Collected data:
++++++++++++++++++++
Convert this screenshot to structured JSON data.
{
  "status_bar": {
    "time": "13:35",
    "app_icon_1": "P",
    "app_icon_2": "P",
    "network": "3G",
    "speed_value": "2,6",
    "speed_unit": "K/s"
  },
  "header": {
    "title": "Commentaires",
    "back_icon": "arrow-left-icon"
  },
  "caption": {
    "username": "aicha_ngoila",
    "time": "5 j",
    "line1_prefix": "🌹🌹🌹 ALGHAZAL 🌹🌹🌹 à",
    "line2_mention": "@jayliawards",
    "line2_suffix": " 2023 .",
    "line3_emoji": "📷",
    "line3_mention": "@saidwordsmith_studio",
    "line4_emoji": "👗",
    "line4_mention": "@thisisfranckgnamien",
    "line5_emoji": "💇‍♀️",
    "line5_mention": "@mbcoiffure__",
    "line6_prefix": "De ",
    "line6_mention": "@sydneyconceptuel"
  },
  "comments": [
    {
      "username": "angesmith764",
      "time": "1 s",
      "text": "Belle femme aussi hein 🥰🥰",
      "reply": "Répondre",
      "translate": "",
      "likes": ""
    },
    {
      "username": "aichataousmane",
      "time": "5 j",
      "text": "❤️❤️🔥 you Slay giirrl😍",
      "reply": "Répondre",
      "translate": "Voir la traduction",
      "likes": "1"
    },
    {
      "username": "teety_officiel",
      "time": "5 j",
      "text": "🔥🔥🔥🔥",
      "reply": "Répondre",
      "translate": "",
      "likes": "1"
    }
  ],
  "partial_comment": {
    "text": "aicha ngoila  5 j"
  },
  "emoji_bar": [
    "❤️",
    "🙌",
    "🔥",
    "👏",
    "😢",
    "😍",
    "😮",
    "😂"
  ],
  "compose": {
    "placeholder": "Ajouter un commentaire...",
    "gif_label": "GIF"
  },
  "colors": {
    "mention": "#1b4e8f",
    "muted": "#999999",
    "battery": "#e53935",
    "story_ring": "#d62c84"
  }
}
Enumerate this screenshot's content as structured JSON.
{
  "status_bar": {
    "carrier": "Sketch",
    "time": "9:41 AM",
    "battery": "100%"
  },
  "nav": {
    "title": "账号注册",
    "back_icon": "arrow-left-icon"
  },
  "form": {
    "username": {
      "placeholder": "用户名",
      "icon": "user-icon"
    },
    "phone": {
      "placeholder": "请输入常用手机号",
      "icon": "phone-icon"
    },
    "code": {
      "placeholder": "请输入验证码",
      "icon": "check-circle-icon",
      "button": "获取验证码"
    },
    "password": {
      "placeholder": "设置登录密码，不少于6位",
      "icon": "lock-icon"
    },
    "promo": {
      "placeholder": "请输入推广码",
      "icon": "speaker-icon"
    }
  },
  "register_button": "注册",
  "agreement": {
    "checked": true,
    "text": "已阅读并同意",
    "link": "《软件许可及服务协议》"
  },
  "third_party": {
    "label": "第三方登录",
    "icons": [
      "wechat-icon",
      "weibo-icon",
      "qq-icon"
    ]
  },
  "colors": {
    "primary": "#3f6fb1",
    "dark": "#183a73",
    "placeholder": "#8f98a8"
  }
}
++++++++++++++++++++
SET PROBLEM:
Give the entries again in full, exactly as they are written.

SOLVED EXERCISE:
Convert this screenshot to structured JSON data.
{
  "status_bar": {
    "time": "13:35",
    "app_icon_1": "P",
    "app_icon_2": "P",
    "network": "3G",
    "speed_value": "2,6",
    "speed_unit": "K/s"
  },
  "header": {
    "title": "Commentaires",
    "back_icon": "arrow-left-icon"
  },
  "caption": {
    "username": "aicha_ngoila",
    "time": "5 j",
    "line1_prefix": "🌹🌹🌹 ALGHAZAL 🌹🌹🌹 à",
    "line2_mention": "@jayliawards",
    "line2_suffix": " 2023 .",
    "line3_emoji": "📷",
    "line3_mention": "@saidwordsmith_studio",
    "line4_emoji": "👗",
    "line4_mention": "@thisisfranckgnamien",
    "line5_emoji": "💇‍♀️",
    "line5_mention": "@mbcoiffure__",
    "line6_prefix": "De ",
    "line6_mention": "@sydneyconceptuel"
  },
  "comments": [
    {
      "username": "angesmith764",
      "time": "1 s",
      "text": "Belle femme aussi hein 🥰🥰",
      "reply": "Répondre",
      "translate": "",
      "likes": ""
    },
    {
      "username": "aichataousmane",
      "time": "5 j",
      "text": "❤️❤️🔥 you Slay giirrl😍",
      "reply": "Répondre",
      "translate": "Voir la traduction",
      "likes": "1"
    },
    {
      "username": "teety_officiel",
      "time": "5 j",
      "text": "🔥🔥🔥🔥",
      "reply": "Répondre",
      "translate": "",
      "likes": "1"
    }
  ],
  "partial_comment": {
    "text": "aicha ngoila  5 j"
  },
  "emoji_bar": [
    "❤️",
    "🙌",
    "🔥",
    "👏",
    "😢",
    "😍",
    "😮",
    "😂"
  ],
  "compose": {
    "placeholder": "Ajouter un commentaire...",
    "gif_label": "GIF"
  },
  "colors": {
    "mention": "#1b4e8f",
    "muted": "#999999",
    "battery": "#e53935",
    "story_ring": "#d62c84"
  }
}
Enumerate this screenshot's content as structured JSON.
{
  "status_bar": {
    "carrier": "Sketch",
    "time": "9:41 AM",
    "battery": "100%"
  },
  "nav": {
    "title": "账号注册",
    "back_icon": "arrow-left-icon"
  },
  "form": {
    "username": {
      "placeholder": "用户名",
      "icon": "user-icon"
    },
    "phone": {
      "placeholder": "请输入常用手机号",
      "icon": "phone-icon"
    },
    "code": {
      "placeholder": "请输入验证码",
      "icon": "check-circle-icon",
      "button": "获取验证码"
    },
    "password": {
      "placeholder": "设置登录密码，不少于6位",
      "icon": "lock-icon"
    },
    "promo": {
      "placeholder": "请输入推广码",
      "icon": "speaker-icon"
    }
  },
  "register_button": "注册",
  "agreement": {
    "checked": true,
    "text": "已阅读并同意",
    "link": "《软件许可及服务协议》"
  },
  "third_party": {
    "label": "第三方登录",
    "icons": [
      "wechat-icon",
      "weibo-icon",
      "qq-icon"
    ]
  },
  "colors": {
    "primary": "#3f6fb1",
    "dark": "#183a73",
    "placeholder": "#8f98a8"
  }
}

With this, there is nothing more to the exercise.